*CHALLENGE*. Extract each record and reproduce it exactly.

——

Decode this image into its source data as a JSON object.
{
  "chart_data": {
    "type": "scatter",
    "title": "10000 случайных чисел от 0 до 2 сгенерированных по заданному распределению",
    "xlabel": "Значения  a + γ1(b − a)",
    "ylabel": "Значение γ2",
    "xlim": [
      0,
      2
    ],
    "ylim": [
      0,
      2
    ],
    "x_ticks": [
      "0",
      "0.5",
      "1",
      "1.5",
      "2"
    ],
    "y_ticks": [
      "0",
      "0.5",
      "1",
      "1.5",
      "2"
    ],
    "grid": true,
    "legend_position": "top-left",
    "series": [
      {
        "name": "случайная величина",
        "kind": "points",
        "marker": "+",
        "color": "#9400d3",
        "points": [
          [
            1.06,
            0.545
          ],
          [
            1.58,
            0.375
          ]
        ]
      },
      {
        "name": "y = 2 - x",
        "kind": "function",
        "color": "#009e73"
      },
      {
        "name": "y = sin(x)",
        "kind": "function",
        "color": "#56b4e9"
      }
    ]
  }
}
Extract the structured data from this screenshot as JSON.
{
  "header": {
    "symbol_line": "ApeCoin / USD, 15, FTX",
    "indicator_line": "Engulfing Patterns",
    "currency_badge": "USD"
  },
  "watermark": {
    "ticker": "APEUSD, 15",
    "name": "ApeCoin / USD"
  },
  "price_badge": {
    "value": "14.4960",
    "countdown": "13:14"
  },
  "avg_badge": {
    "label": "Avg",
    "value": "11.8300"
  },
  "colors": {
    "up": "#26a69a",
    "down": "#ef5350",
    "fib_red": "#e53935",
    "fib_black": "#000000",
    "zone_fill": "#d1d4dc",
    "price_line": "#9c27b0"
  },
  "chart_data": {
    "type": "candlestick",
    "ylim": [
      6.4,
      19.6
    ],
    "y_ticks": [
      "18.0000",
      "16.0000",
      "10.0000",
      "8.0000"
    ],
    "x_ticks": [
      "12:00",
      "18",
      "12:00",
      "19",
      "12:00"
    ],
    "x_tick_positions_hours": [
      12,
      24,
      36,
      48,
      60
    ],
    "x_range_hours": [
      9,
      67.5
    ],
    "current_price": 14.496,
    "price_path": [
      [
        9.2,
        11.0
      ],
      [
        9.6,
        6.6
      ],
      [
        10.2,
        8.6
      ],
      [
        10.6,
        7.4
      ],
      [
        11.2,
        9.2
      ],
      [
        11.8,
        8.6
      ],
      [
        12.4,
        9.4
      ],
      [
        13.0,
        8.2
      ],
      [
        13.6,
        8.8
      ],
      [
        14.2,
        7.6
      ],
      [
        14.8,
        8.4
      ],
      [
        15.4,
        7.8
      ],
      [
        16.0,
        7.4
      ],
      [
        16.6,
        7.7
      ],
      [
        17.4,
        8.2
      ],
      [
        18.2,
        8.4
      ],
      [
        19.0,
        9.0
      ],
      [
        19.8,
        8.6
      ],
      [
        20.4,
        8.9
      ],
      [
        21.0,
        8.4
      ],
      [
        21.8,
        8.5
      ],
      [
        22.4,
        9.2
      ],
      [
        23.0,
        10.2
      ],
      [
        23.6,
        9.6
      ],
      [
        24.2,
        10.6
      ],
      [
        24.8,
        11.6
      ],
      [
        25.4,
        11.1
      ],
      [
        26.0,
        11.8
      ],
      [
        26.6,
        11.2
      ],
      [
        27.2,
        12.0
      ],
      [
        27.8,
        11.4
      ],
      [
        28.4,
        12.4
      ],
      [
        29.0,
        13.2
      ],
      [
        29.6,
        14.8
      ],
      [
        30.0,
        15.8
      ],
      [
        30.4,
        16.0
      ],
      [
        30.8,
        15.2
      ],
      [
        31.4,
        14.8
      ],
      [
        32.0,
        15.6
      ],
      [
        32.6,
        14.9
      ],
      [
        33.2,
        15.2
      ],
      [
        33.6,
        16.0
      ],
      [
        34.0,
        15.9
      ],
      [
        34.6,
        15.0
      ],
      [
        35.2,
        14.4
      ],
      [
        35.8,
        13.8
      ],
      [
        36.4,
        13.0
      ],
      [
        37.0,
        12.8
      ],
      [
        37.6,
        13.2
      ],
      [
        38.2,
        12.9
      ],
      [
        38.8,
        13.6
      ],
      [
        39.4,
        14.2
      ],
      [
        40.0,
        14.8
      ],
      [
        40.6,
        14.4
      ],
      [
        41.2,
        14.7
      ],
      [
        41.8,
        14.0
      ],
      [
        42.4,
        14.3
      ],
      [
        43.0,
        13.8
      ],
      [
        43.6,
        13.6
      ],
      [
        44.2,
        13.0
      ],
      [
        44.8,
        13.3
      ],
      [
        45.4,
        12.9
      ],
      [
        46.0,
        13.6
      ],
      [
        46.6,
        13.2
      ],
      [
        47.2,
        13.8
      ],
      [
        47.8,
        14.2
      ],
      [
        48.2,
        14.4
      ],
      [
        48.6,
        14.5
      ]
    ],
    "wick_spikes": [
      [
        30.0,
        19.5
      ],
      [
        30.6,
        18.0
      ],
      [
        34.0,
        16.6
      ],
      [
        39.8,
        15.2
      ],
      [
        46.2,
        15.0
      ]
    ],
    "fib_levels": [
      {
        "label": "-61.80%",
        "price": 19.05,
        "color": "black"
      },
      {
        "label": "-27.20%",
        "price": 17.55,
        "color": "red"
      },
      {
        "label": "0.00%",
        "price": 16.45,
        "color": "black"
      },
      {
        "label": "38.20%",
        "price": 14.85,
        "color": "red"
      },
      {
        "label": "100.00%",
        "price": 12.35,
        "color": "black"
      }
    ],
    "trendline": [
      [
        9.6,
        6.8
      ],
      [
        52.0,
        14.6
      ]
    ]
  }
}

——

*WORKED ANSWER*.
Decode this image into its source data as a JSON object.
{
  "chart_data": {
    "type": "scatter",
    "title": "10000 случайных чисел от 0 до 2 сгенерированных по заданному распределению",
    "xlabel": "Значения  a + γ1(b − a)",
    "ylabel": "Значение γ2",
    "xlim": [
      0,
      2
    ],
    "ylim": [
      0,
      2
    ],
    "x_ticks": [
      "0",
      "0.5",
      "1",
      "1.5",
      "2"
    ],
    "y_ticks": [
      "0",
      "0.5",
      "1",
      "1.5",
      "2"
    ],
    "grid": true,
    "legend_position": "top-left",
    "series": [
      {
        "name": "случайная величина",
        "kind": "points",
        "marker": "+",
        "color": "#9400d3",
        "points": [
          [
            1.06,
            0.545
          ],
          [
            1.58,
            0.375
          ]
        ]
      },
      {
        "name": "y = 2 - x",
        "kind": "function",
        "color": "#009e73"
      },
      {
        "name": "y = sin(x)",
        "kind": "function",
        "color": "#56b4e9"
      }
    ]
  }
}
Extract the structured data from this screenshot as JSON.
{
  "header": {
    "symbol_line": "ApeCoin / USD, 15, FTX",
    "indicator_line": "Engulfing Patterns",
    "currency_badge": "USD"
  },
  "watermark": {
    "ticker": "APEUSD, 15",
    "name": "ApeCoin / USD"
  },
  "price_badge": {
    "value": "14.4960",
    "countdown": "13:14"
  },
  "avg_badge": {
    "label": "Avg",
    "value": "11.8300"
  },
  "colors": {
    "up": "#26a69a",
    "down": "#ef5350",
    "fib_red": "#e53935",
    "fib_black": "#000000",
    "zone_fill": "#d1d4dc",
    "price_line": "#9c27b0"
  },
  "chart_data": {
    "type": "candlestick",
    "ylim": [
      6.4,
      19.6
    ],
    "y_ticks": [
      "18.0000",
      "16.0000",
      "10.0000",
      "8.0000"
    ],
    "x_ticks": [
      "12:00",
      "18",
      "12:00",
      "19",
      "12:00"
    ],
    "x_tick_positions_hours": [
      12,
      24,
      36,
      48,
      60
    ],
    "x_range_hours": [
      9,
      67.5
    ],
    "current_price": 14.496,
    "price_path": [
      [
        9.2,
        11.0
      ],
      [
        9.6,
        6.6
      ],
      [
        10.2,
        8.6
      ],
      [
        10.6,
        7.4
      ],
      [
        11.2,
        9.2
      ],
      [
        11.8,
        8.6
      ],
      [
        12.4,
        9.4
      ],
      [
        13.0,
        8.2
      ],
      [
        13.6,
        8.8
      ],
      [
        14.2,
        7.6
      ],
      [
        14.8,
        8.4
      ],
      [
        15.4,
        7.8
      ],
      [
        16.0,
        7.4
      ],
      [
        16.6,
        7.7
      ],
      [
        17.4,
        8.2
      ],
      [
        18.2,
        8.4
      ],
      [
        19.0,
        9.0
      ],
      [
        19.8,
        8.6
      ],
      [
        20.4,
        8.9
      ],
      [
        21.0,
        8.4
      ],
      [
        21.8,
        8.5
      ],
      [
        22.4,
        9.2
      ],
      [
        23.0,
        10.2
      ],
      [
        23.6,
        9.6
      ],
      [
        24.2,
        10.6
      ],
      [
        24.8,
        11.6
      ],
      [
        25.4,
        11.1
      ],
      [
        26.0,
        11.8
      ],
      [
        26.6,
        11.2
      ],
      [
        27.2,
        12.0
      ],
      [
        27.8,
        11.4
      ],
      [
        28.4,
        12.4
      ],
      [
        29.0,
        13.2
      ],
      [
        29.6,
        14.8
      ],
      [
        30.0,
        15.8
      ],
      [
        30.4,
        16.0
      ],
      [
        30.8,
        15.2
      ],
      [
        31.4,
        14.8
      ],
      [
        32.0,
        15.6
      ],
      [
        32.6,
        14.9
      ],
      [
        33.2,
        15.2
      ],
      [
        33.6,
        16.0
      ],
      [
        34.0,
        15.9
      ],
      [
        34.6,
        15.0
      ],
      [
        35.2,
        14.4
      ],
      [
        35.8,
        13.8
      ],
      [
        36.4,
        13.0
      ],
      [
        37.0,
        12.8
      ],
      [
        37.6,
        13.2
      ],
      [
        38.2,
        12.9
      ],
      [
        38.8,
        13.6
      ],
      [
        39.4,
        14.2
      ],
      [
        40.0,
        14.8
      ],
      [
        40.6,
        14.4
      ],
      [
        41.2,
        14.7
      ],
      [
        41.8,
        14.0
      ],
      [
        42.4,
        14.3
      ],
      [
        43.0,
        13.8
      ],
      [
        43.6,
        13.6
      ],
      [
        44.2,
        13.0
      ],
      [
        44.8,
        13.3
      ],
      [
        45.4,
        12.9
      ],
      [
        46.0,
        13.6
      ],
      [
        46.6,
        13.2
      ],
      [
        47.2,
        13.8
      ],
      [
        47.8,
        14.2
      ],
      [
        48.2,
        14.4
      ],
      [
        48.6,
        14.5
      ]
    ],
    "wick_spikes": [
      [
        30.0,
        19.5
      ],
      [
        30.6,
        18.0
      ],
      [
        34.0,
        16.6
      ],
      [
        39.8,
        15.2
      ],
      [
        46.2,
        15.0
      ]
    ],
    "fib_levels": [
      {
        "label": "-61.80%",
        "price": 19.05,
        "color": "black"
      },
      {
        "label": "-27.20%",
        "price": 17.55,
        "color": "red"
      },
      {
        "label": "0.00%",
        "price": 16.45,
        "color": "black"
      },
      {
        "label": "38.20%",
        "price": 14.85,
        "color": "red"
      },
      {
        "label": "100.00%",
        "price": 12.35,
        "color": "black"
      }
    ],
    "trendline": [
      [
        9.6,
        6.8
      ],
      [
        52.0,
        14.6
      ]
    ]
  }
}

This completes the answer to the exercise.